*WHAT THE TASK ASKS*.
Look for the string "JSON" in every line, and copy each line that has it.

^^^^^^^^

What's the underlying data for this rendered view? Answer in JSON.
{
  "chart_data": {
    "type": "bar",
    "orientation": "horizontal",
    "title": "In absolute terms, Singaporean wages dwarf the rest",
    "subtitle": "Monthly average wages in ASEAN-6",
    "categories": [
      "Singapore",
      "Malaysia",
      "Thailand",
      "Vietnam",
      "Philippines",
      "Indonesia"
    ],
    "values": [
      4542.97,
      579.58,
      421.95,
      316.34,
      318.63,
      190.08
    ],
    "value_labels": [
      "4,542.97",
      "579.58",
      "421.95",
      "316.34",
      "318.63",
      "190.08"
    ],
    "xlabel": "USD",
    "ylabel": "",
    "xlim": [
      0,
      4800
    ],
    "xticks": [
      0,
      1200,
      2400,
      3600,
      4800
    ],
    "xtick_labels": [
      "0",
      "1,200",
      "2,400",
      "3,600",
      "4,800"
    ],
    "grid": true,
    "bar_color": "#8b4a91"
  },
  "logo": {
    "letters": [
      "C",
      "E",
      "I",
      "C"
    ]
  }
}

^^^^^^^^

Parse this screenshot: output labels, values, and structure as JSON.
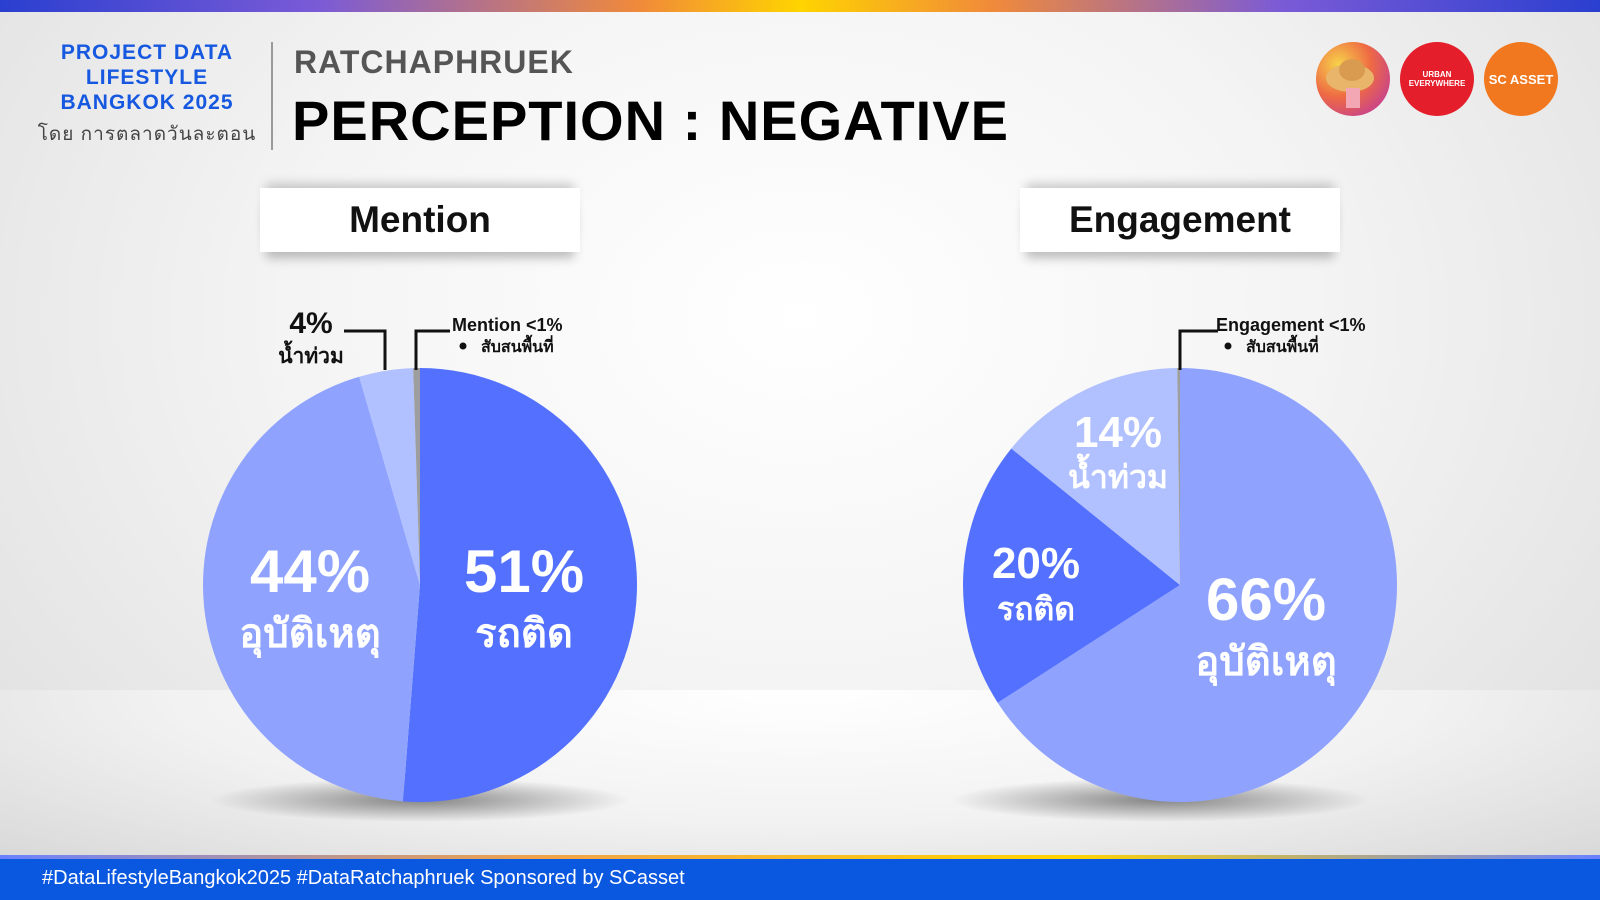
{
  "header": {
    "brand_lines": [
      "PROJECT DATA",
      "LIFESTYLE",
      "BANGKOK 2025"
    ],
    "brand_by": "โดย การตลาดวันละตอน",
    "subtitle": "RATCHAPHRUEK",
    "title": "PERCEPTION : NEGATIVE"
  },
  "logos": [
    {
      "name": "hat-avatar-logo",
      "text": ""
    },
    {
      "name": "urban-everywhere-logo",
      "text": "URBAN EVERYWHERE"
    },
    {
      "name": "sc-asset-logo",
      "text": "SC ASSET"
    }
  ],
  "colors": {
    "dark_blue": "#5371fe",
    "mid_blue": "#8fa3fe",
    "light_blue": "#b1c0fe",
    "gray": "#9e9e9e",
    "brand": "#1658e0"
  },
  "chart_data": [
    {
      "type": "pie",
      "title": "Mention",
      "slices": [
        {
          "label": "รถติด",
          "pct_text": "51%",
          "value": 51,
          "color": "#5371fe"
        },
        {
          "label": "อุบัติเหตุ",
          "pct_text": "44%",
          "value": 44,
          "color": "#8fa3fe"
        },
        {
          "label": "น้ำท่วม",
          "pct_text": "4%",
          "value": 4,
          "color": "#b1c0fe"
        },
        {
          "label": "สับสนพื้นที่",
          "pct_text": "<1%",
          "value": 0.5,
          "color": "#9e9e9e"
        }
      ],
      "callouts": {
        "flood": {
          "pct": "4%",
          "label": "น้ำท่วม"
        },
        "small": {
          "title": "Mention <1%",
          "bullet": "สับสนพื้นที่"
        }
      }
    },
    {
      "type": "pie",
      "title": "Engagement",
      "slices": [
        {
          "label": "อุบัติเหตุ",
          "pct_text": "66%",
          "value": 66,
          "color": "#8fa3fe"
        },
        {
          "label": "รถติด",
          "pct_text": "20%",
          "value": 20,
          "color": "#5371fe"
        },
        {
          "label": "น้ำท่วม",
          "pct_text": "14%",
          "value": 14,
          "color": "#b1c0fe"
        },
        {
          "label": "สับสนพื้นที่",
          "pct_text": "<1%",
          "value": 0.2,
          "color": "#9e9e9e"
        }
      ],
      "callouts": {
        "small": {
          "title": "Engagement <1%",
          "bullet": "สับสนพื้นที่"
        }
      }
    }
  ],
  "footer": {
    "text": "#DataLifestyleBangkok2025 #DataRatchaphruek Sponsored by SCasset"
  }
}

^^^^^^^^

*RESULT FOR THIS TASK*.
What's the underlying data for this rendered view? Answer in JSON.
Parse this screenshot: output labels, values, and structure as JSON.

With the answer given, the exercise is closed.